**Set task:** Go through the listing below and gather every line with the word "this".

**Data entries:**
## begin
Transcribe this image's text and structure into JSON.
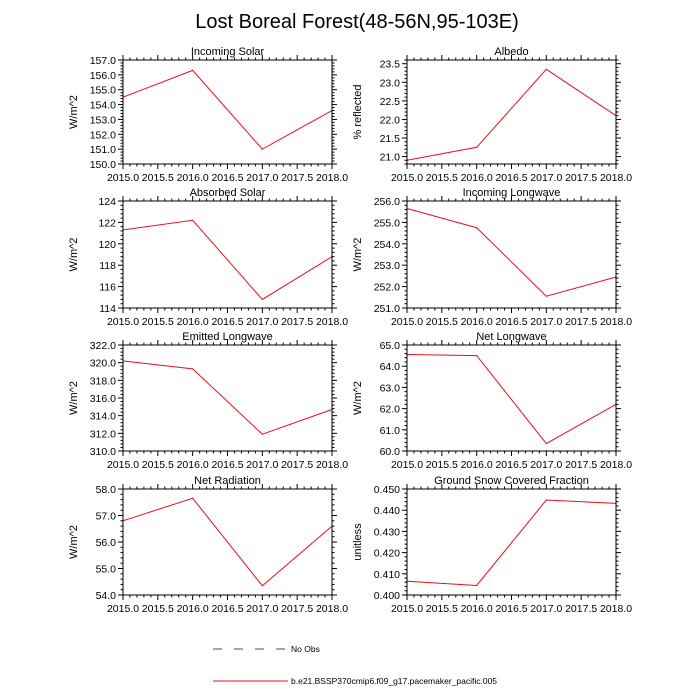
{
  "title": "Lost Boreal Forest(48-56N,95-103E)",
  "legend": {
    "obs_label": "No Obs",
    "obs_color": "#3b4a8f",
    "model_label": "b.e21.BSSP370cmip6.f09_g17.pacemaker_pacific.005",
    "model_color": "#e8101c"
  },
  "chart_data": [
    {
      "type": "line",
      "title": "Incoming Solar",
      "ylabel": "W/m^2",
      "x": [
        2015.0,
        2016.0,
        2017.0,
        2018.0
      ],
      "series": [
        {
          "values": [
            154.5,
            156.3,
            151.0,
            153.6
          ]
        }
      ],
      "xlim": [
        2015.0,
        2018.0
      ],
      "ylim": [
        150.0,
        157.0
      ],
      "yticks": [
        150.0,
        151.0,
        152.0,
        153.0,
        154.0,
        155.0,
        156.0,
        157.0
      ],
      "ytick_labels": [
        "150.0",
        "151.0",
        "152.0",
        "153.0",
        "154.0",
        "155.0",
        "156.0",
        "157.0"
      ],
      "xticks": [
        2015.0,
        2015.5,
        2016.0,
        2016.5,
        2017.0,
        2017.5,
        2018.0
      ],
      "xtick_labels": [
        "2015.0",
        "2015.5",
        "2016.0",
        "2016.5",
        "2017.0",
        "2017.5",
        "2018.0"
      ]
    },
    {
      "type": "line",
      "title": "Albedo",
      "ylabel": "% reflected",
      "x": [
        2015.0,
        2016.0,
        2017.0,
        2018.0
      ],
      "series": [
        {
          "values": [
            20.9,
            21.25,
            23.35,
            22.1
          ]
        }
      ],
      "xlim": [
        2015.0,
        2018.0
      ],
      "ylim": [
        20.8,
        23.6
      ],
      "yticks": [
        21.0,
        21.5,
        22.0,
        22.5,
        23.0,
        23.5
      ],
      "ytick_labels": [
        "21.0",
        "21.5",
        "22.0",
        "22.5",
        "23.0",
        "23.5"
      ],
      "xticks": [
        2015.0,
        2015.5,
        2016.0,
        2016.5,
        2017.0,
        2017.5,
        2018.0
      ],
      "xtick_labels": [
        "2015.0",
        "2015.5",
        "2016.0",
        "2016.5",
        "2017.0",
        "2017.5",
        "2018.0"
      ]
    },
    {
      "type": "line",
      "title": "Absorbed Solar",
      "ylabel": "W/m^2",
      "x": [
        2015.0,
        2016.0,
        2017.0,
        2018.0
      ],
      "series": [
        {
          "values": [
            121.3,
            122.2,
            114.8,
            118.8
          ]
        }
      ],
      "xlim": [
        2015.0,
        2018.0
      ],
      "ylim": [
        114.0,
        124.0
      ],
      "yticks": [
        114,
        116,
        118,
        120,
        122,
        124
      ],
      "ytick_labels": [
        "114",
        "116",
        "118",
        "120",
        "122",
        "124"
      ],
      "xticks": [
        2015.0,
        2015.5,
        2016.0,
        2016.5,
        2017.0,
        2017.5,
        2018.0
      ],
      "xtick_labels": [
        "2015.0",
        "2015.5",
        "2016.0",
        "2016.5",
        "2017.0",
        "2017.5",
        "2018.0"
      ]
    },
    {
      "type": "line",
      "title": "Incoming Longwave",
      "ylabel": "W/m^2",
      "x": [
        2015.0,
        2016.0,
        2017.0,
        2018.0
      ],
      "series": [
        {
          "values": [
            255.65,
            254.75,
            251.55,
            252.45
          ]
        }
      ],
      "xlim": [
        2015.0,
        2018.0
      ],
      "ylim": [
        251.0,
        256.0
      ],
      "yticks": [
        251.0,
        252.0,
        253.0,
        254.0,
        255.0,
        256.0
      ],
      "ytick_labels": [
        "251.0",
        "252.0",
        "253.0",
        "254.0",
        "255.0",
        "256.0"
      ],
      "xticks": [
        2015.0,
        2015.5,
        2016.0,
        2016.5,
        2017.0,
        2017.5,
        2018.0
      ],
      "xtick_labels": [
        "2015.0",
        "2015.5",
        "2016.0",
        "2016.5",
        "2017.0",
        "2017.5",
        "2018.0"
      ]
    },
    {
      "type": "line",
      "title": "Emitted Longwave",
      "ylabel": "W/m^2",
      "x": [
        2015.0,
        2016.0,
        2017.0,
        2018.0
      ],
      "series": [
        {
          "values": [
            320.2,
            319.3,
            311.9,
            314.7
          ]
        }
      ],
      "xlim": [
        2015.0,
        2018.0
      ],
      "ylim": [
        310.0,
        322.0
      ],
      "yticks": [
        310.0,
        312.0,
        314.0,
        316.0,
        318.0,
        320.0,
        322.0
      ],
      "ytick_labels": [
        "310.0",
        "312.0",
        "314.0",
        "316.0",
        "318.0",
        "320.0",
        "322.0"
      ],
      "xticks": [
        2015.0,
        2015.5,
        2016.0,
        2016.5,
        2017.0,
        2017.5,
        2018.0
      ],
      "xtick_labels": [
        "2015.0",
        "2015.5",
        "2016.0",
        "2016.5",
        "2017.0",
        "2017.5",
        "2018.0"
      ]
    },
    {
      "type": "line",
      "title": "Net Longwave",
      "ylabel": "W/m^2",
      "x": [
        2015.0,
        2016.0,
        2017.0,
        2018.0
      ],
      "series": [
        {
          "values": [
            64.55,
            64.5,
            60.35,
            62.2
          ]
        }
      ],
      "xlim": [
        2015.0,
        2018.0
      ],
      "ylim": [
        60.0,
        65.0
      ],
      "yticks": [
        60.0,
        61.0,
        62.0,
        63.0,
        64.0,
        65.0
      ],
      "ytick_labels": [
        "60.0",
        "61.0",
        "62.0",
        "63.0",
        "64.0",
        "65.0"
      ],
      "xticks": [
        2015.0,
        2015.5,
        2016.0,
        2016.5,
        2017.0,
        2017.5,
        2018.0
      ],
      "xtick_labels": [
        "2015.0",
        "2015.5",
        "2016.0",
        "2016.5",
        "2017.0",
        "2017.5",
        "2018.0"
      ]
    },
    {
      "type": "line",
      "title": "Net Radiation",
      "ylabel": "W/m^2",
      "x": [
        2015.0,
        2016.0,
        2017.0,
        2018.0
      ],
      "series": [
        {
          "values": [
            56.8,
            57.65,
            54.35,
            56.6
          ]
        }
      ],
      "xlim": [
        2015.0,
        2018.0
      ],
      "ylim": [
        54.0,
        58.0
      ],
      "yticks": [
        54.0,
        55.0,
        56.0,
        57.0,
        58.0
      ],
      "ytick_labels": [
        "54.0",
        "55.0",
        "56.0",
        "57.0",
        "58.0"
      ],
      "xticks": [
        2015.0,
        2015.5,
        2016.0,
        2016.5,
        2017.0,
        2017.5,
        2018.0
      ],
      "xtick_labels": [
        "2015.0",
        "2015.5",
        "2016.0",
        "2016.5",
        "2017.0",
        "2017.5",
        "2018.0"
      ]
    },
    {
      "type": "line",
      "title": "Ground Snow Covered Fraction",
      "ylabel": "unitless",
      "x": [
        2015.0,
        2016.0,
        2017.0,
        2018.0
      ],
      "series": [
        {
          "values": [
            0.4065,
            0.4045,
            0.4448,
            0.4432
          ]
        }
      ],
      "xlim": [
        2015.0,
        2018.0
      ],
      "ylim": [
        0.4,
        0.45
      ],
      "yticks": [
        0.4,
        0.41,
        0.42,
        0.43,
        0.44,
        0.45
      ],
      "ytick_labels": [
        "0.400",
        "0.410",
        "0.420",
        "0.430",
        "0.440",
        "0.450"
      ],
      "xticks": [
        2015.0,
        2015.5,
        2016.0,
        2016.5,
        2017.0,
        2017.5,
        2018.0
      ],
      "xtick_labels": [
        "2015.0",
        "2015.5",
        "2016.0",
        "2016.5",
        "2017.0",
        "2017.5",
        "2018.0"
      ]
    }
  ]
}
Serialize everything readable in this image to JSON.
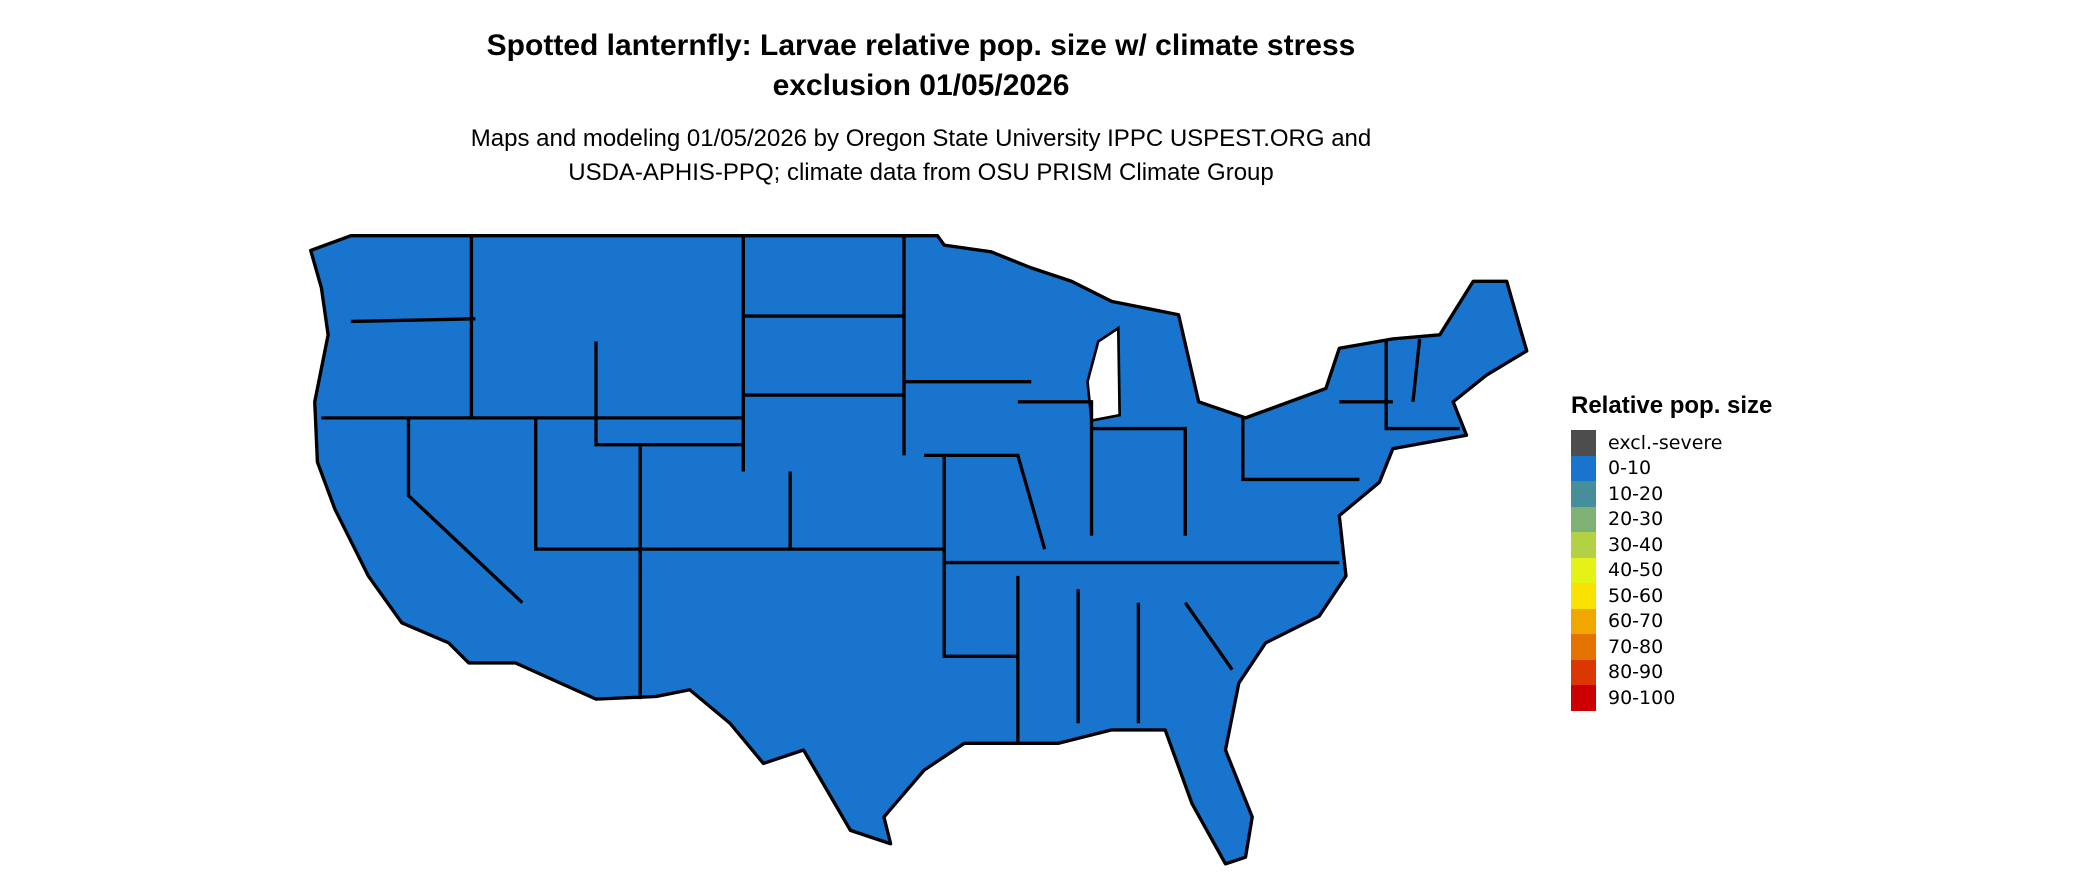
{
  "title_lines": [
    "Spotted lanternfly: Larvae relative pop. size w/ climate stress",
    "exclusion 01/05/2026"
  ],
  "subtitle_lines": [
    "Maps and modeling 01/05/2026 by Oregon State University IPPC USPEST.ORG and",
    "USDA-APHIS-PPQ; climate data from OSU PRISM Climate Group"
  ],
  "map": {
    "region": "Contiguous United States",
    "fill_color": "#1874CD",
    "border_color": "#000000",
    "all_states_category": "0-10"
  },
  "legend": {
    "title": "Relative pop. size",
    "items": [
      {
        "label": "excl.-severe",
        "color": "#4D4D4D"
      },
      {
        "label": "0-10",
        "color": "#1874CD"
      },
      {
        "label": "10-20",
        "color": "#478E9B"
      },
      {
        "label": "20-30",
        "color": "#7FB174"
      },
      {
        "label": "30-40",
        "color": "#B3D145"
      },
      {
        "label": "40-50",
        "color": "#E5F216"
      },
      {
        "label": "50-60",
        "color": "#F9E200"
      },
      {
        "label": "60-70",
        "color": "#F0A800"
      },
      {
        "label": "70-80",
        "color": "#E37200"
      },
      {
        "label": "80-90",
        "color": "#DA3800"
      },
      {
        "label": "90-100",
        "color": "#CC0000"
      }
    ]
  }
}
## end
**The result:**
Transcribe this image's text and structure into JSON.
Serialize everything readable in this image to JSON.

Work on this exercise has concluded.